Data entries
◇ ◇ ◇ ◇ ◇ ◇ ◇

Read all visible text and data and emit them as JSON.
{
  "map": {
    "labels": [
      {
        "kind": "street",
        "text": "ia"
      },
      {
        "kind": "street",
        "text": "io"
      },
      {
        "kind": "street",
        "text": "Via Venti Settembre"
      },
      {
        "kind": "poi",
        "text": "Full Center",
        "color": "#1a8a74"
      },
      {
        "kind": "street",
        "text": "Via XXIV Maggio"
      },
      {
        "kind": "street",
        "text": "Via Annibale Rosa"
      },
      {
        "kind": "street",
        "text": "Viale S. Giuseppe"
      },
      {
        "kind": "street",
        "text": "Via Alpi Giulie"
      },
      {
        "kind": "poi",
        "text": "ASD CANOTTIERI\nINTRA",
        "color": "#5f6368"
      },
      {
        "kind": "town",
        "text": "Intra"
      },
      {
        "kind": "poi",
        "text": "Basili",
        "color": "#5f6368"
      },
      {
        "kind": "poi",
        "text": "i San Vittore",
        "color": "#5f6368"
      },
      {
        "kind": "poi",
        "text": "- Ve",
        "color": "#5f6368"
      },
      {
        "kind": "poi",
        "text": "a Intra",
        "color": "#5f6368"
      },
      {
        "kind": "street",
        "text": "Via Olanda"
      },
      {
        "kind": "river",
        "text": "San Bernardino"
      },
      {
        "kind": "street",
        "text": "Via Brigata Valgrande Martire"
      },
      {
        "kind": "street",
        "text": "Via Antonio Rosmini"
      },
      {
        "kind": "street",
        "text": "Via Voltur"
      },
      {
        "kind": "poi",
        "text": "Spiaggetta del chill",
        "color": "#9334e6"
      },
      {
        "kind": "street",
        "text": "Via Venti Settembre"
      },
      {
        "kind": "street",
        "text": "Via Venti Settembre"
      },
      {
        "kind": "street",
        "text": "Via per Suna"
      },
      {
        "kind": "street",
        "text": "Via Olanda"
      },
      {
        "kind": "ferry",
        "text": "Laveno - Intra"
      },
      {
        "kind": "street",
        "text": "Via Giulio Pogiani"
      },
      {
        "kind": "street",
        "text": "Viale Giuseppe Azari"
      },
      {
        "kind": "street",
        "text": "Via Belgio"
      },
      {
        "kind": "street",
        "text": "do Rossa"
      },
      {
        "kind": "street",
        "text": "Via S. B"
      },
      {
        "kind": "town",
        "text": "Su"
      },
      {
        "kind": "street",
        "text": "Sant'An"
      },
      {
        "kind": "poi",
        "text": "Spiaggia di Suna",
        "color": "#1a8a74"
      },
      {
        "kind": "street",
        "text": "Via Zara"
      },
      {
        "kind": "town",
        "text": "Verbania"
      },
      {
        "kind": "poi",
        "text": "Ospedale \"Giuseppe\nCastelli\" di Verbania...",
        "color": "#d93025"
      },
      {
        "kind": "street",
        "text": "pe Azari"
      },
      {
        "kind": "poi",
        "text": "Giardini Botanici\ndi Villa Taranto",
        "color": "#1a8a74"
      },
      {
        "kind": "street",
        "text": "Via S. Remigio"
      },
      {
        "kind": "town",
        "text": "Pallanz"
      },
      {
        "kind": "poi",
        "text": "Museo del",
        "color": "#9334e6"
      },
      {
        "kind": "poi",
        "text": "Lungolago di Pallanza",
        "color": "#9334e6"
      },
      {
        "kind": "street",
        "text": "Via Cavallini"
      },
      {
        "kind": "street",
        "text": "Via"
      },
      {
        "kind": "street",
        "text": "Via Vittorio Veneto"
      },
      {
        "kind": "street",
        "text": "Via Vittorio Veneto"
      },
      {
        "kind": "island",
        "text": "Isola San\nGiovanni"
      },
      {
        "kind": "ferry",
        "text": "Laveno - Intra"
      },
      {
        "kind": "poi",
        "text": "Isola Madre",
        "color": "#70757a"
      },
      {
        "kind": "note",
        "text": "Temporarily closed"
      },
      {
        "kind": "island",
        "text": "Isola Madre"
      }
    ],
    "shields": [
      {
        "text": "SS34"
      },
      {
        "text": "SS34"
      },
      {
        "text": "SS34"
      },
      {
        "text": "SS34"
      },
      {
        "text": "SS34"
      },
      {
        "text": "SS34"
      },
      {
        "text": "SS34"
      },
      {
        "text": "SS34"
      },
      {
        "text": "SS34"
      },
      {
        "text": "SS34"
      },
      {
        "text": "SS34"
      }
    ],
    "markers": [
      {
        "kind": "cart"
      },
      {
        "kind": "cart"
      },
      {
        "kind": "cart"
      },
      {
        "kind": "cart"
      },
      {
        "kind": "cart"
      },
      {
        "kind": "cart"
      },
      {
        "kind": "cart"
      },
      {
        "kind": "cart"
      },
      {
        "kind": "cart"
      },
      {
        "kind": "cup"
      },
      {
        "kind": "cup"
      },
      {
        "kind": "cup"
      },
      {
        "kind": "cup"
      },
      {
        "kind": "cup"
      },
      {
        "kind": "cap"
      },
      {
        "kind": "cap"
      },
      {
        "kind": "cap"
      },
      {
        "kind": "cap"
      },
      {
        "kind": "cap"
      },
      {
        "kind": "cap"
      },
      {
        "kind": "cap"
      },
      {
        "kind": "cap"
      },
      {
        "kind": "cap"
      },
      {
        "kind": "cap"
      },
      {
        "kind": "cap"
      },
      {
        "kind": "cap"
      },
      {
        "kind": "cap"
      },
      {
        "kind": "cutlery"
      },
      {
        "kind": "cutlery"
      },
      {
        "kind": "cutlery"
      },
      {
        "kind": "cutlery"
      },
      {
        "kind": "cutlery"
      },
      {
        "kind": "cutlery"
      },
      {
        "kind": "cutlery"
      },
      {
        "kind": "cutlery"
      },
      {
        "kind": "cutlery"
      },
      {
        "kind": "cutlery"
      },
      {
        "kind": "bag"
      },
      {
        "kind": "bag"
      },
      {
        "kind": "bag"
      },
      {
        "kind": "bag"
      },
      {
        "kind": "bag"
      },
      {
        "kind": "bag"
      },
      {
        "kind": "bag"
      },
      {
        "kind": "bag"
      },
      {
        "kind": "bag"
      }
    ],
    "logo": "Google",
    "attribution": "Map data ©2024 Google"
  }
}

◇ ◇ ◇ ◇ ◇ ◇ ◇

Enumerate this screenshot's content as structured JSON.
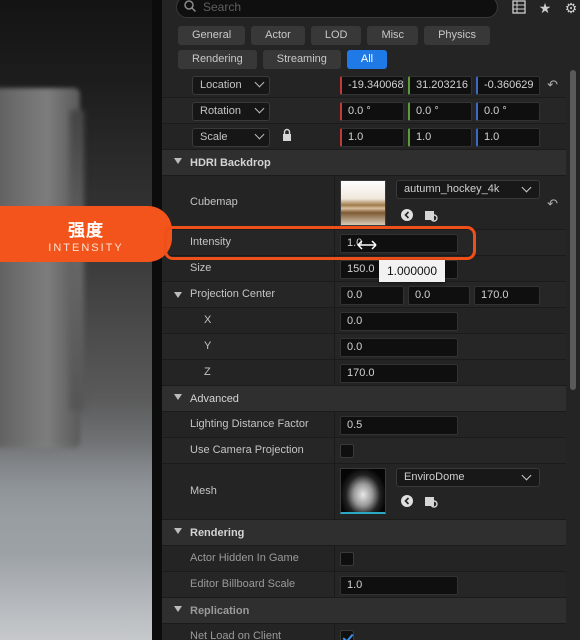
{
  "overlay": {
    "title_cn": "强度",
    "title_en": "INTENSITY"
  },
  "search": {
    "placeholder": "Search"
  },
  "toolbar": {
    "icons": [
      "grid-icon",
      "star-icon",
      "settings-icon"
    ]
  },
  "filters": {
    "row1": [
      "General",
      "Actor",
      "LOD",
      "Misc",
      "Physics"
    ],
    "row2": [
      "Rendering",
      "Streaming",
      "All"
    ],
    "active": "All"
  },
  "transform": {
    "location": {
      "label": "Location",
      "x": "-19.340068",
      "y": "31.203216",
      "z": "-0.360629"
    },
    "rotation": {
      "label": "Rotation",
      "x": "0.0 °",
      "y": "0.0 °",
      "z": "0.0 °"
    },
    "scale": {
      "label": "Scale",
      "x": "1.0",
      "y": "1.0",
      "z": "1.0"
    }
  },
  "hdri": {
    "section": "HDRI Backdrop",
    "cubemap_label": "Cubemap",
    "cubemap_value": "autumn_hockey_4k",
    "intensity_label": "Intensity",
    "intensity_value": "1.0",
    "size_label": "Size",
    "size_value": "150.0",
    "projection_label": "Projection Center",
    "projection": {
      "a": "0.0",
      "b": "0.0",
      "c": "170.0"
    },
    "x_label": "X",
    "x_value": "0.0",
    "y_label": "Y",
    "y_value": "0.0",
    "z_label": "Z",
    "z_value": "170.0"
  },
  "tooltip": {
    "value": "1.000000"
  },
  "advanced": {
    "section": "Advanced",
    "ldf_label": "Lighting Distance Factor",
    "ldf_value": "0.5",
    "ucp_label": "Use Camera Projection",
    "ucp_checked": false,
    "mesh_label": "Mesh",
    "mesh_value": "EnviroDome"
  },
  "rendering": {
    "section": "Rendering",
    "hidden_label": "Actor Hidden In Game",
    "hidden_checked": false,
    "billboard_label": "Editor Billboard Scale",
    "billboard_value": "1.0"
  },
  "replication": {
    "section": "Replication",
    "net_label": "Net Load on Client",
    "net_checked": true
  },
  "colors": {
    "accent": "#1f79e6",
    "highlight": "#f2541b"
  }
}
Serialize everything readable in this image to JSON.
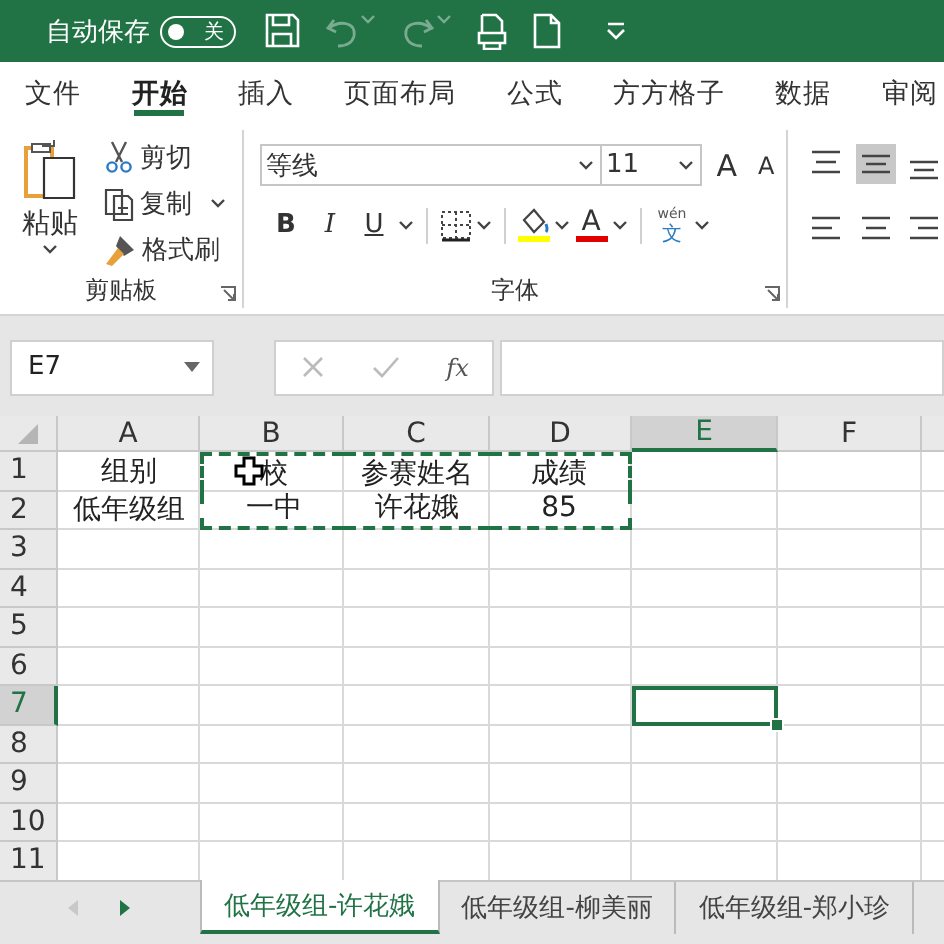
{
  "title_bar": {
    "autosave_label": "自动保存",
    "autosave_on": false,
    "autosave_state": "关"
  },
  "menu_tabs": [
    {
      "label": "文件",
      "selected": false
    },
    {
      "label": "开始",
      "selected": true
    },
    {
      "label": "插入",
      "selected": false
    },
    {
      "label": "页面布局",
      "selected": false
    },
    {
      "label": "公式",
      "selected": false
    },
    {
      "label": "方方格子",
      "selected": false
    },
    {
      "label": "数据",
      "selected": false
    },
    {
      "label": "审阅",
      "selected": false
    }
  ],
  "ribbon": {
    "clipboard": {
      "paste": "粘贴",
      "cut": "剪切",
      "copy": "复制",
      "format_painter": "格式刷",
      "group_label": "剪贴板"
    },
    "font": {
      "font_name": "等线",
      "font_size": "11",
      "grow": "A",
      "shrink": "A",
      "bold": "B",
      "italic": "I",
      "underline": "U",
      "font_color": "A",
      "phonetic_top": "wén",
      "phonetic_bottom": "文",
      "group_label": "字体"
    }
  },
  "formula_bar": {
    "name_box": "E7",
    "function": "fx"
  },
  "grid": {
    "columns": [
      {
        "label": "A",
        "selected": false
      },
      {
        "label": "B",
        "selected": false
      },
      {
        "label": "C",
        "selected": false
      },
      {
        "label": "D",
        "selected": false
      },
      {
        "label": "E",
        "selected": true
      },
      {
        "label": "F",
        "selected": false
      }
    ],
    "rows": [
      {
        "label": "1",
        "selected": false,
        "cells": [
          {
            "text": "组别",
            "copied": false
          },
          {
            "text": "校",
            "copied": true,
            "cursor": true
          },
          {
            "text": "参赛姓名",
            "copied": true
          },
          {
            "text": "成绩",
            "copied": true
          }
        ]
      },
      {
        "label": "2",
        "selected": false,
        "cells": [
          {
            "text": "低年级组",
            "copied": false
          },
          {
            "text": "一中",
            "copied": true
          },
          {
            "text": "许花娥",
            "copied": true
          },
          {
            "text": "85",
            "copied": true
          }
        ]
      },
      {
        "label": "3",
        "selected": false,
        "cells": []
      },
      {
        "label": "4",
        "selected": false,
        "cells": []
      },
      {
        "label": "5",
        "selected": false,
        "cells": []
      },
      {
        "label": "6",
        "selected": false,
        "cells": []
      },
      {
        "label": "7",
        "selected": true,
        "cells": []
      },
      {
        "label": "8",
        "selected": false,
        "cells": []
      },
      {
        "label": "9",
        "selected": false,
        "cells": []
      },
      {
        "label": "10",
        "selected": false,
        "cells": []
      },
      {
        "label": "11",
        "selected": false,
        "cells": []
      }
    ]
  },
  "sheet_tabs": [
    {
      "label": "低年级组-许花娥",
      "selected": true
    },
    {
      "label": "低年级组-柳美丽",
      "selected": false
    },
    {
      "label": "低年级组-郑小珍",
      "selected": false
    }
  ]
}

◇ ◇ ◇ ◇ ◇ ◇ ◇

Brief
What is the number of lines in the listing that contain the string "低年级组"? Reply with that number alone.

Final result
4